— EXERCISE BRIEF —
Skip the images and copy each record exactly as written.

— RECORDS SUPPLIED —

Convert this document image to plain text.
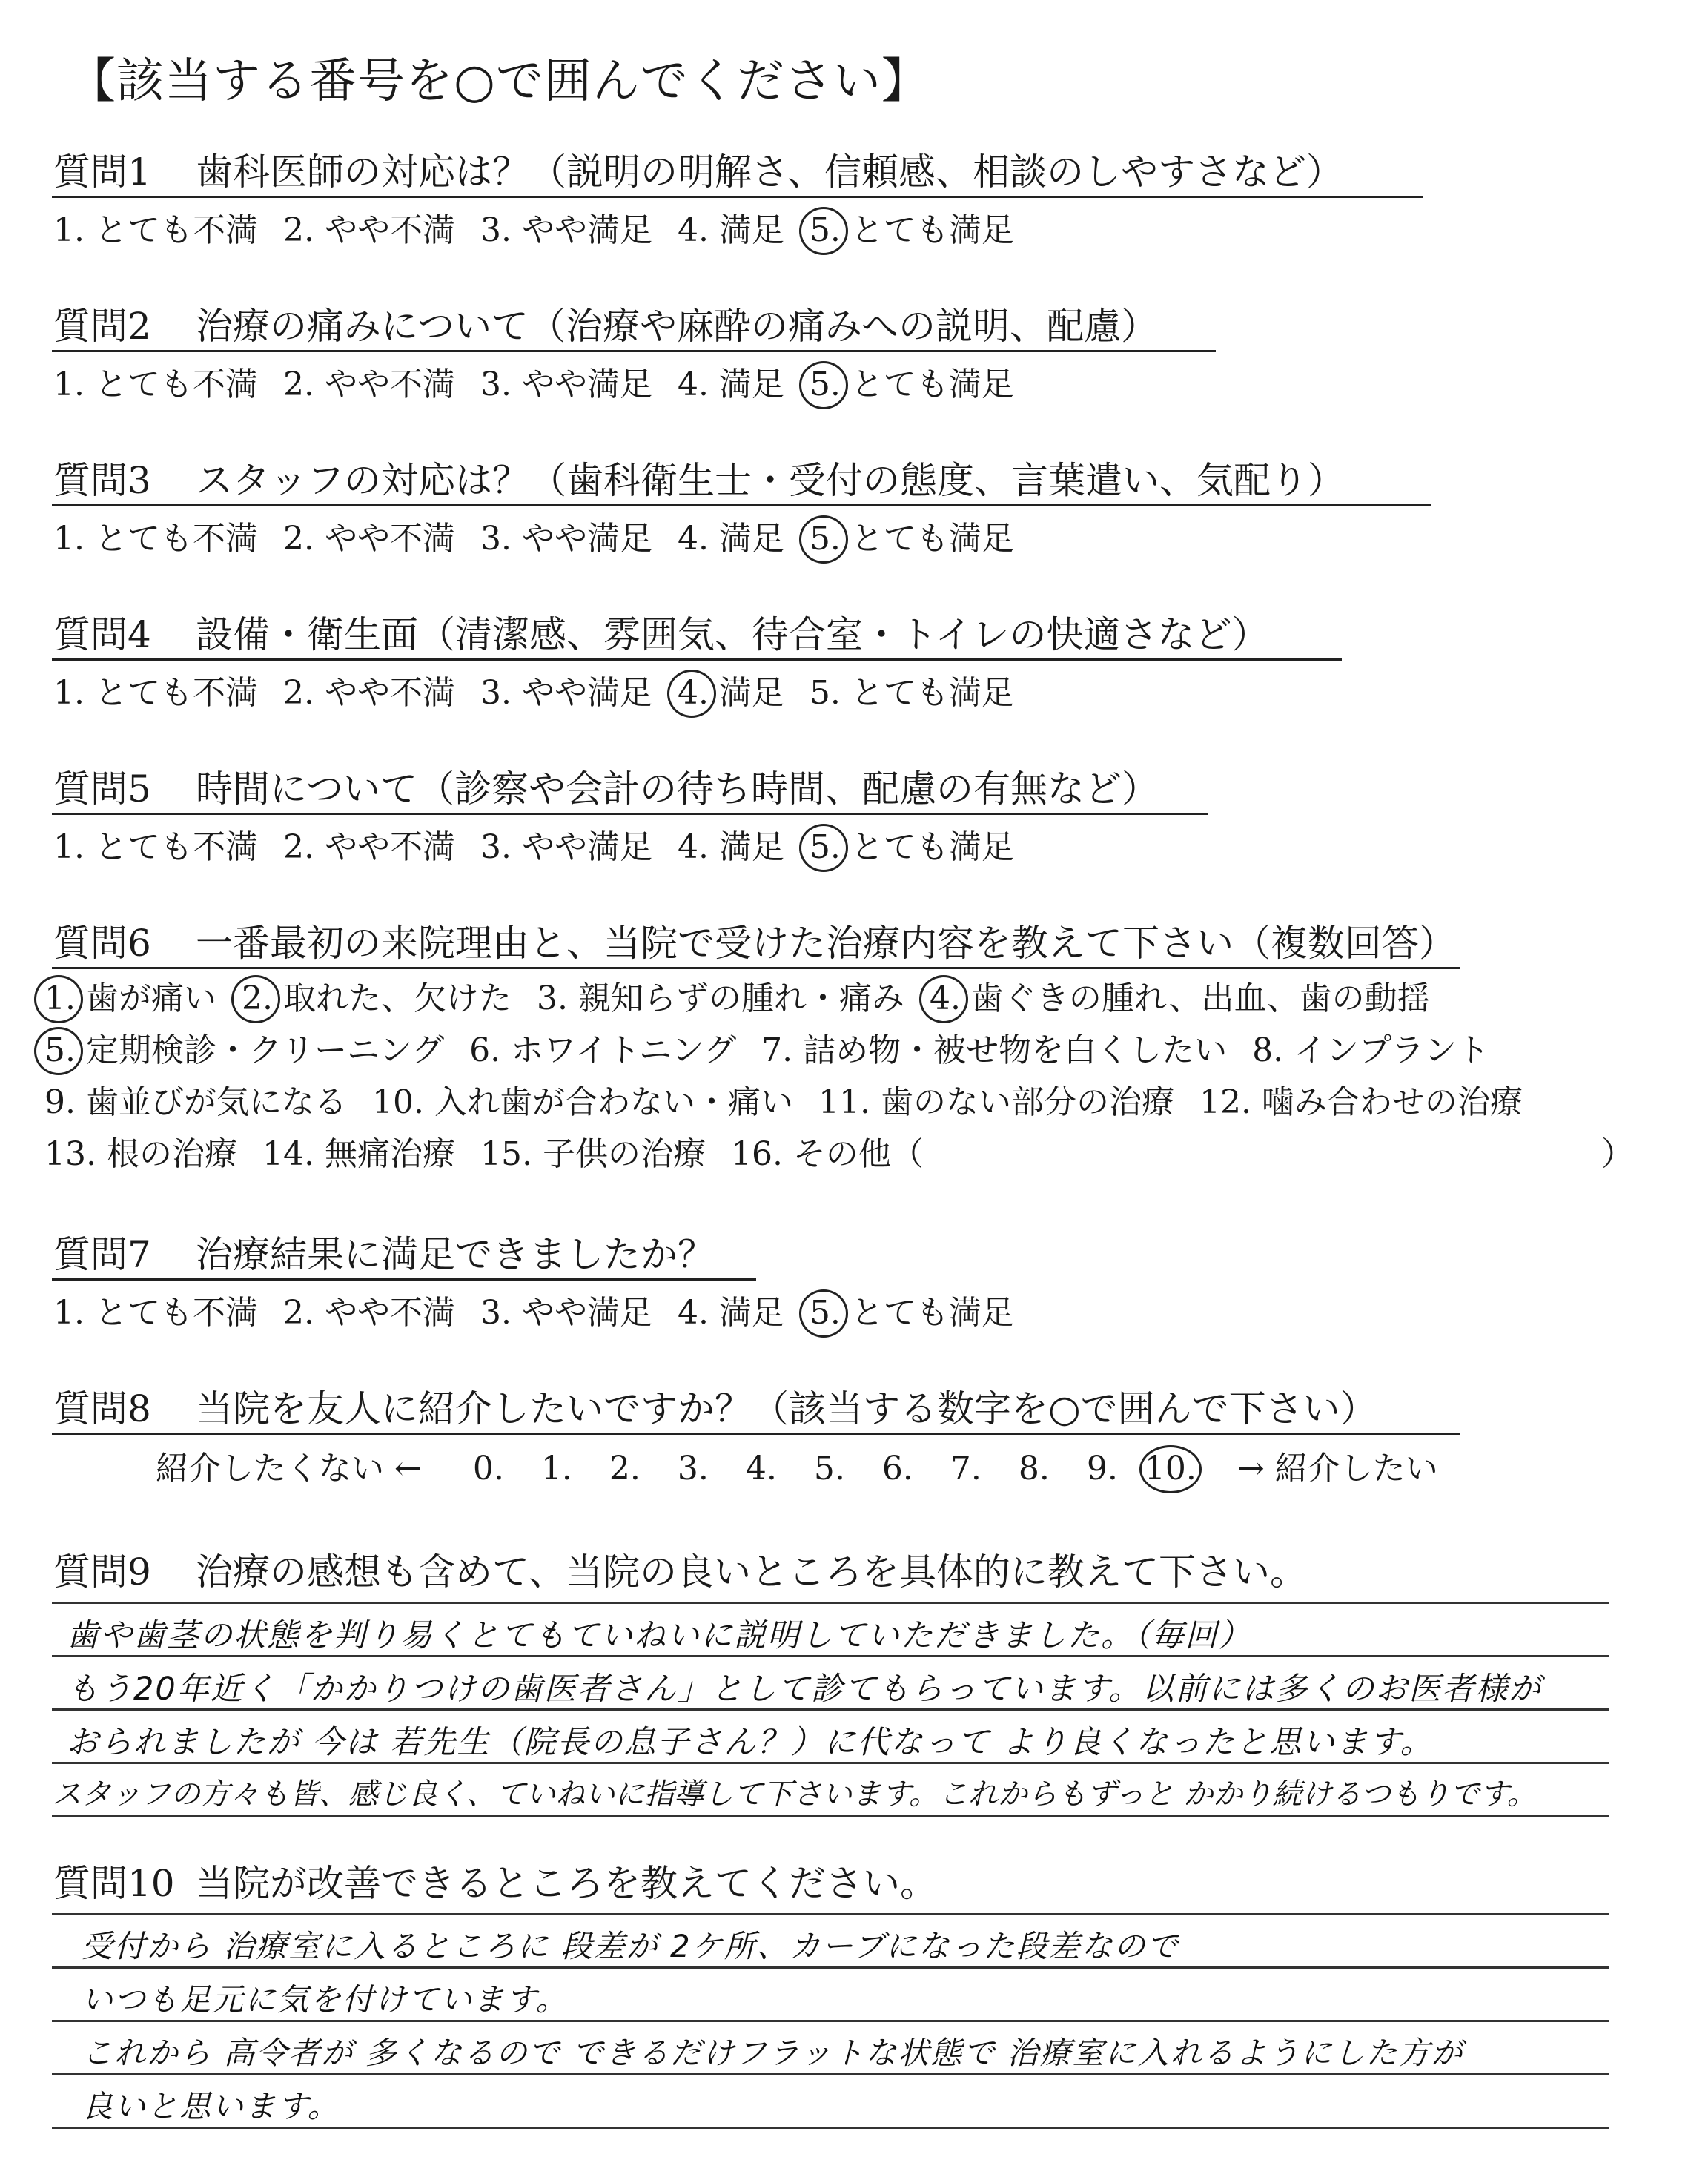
【該当する番号を○で囲んでください】
質問1 歯科医師の対応は？（説明の明解さ、信頼感、相談のしやすさなど）
1. とても不満 2. やや不満 3. やや満足 4. 満足 5. とても満足
質問2 治療の痛みについて（治療や麻酔の痛みへの説明、配慮）
1. とても不満 2. やや不満 3. やや満足 4. 満足 5. とても満足
質問3 スタッフの対応は？（歯科衛生士・受付の態度、言葉遣い、気配り）
1. とても不満 2. やや不満 3. やや満足 4. 満足 5. とても満足
質問4 設備・衛生面（清潔感、雰囲気、待合室・トイレの快適さなど）
1. とても不満 2. やや不満 3. やや満足 4. 満足 5. とても満足
質問5 時間について（診察や会計の待ち時間、配慮の有無など）
1. とても不満 2. やや不満 3. やや満足 4. 満足 5. とても満足
質問6 一番最初の来院理由と、当院で受けた治療内容を教えて下さい（複数回答）
1. 歯が痛い 2. 取れた、欠けた 3. 親知らずの腫れ・痛み 4. 歯ぐきの腫れ、出血、歯の動揺
5. 定期検診・クリーニング 6. ホワイトニング 7. 詰め物・被せ物を白くしたい 8. インプラント
9. 歯並びが気になる 10. 入れ歯が合わない・痛い 11. 歯のない部分の治療 12. 噛み合わせの治療
13. 根の治療 14. 無痛治療 15. 子供の治療 16. その他（	）
質問7 治療結果に満足できましたか？
1. とても不満 2. やや不満 3. やや満足 4. 満足 5. とても満足
質問8 当院を友人に紹介したいですか？（該当する数字を○で囲んで下さい）
紹介したくない ←　0. 1. 2. 3. 4. 5. 6. 7. 8. 9. 10.　→ 紹介したい
質問9 治療の感想も含めて、当院の良いところを具体的に教えて下さい。
歯や歯茎の状態を判り易くとてもていねいに説明していただきました。（毎回）
もう20年近く「かかりつけの歯医者さん」として診てもらっています。以前には多くのお医者様が
おられましたが 今は 若先生（院長の息子さん？）に代なって より良くなったと思います。
スタッフの方々も皆、感じ良く、ていねいに指導して下さいます。これからもずっと かかり続けるつもりです。
質問10 当院が改善できるところを教えてください。
受付から 治療室に入るところに 段差が 2ケ所、カーブになった段差なので
いつも足元に気を付けています。
これから 高令者が 多くなるので できるだけフラットな状態で 治療室に入れるようにした方が
良いと思います。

— FINISHED ANSWER —
Convert this document image to plain text.
【該当する番号を○で囲んでください】
質問1 歯科医師の対応は？（説明の明解さ、信頼感、相談のしやすさなど）
1. とても不満 2. やや不満 3. やや満足 4. 満足 5. とても満足
質問2 治療の痛みについて（治療や麻酔の痛みへの説明、配慮）
1. とても不満 2. やや不満 3. やや満足 4. 満足 5. とても満足
質問3 スタッフの対応は？（歯科衛生士・受付の態度、言葉遣い、気配り）
1. とても不満 2. やや不満 3. やや満足 4. 満足 5. とても満足
質問4 設備・衛生面（清潔感、雰囲気、待合室・トイレの快適さなど）
1. とても不満 2. やや不満 3. やや満足 4. 満足 5. とても満足
質問5 時間について（診察や会計の待ち時間、配慮の有無など）
1. とても不満 2. やや不満 3. やや満足 4. 満足 5. とても満足
質問6 一番最初の来院理由と、当院で受けた治療内容を教えて下さい（複数回答）
1. 歯が痛い 2. 取れた、欠けた 3. 親知らずの腫れ・痛み 4. 歯ぐきの腫れ、出血、歯の動揺
5. 定期検診・クリーニング 6. ホワイトニング 7. 詰め物・被せ物を白くしたい 8. インプラント
9. 歯並びが気になる 10. 入れ歯が合わない・痛い 11. 歯のない部分の治療 12. 噛み合わせの治療
13. 根の治療 14. 無痛治療 15. 子供の治療 16. その他（	）
質問7 治療結果に満足できましたか？
1. とても不満 2. やや不満 3. やや満足 4. 満足 5. とても満足
質問8 当院を友人に紹介したいですか？（該当する数字を○で囲んで下さい）
紹介したくない ←　0. 1. 2. 3. 4. 5. 6. 7. 8. 9. 10.　→ 紹介したい
質問9 治療の感想も含めて、当院の良いところを具体的に教えて下さい。
歯や歯茎の状態を判り易くとてもていねいに説明していただきました。（毎回）
もう20年近く「かかりつけの歯医者さん」として診てもらっています。以前には多くのお医者様が
おられましたが 今は 若先生（院長の息子さん？）に代なって より良くなったと思います。
スタッフの方々も皆、感じ良く、ていねいに指導して下さいます。これからもずっと かかり続けるつもりです。
質問10 当院が改善できるところを教えてください。
受付から 治療室に入るところに 段差が 2ケ所、カーブになった段差なので
いつも足元に気を付けています。
これから 高令者が 多くなるので できるだけフラットな状態で 治療室に入れるようにした方が
良いと思います。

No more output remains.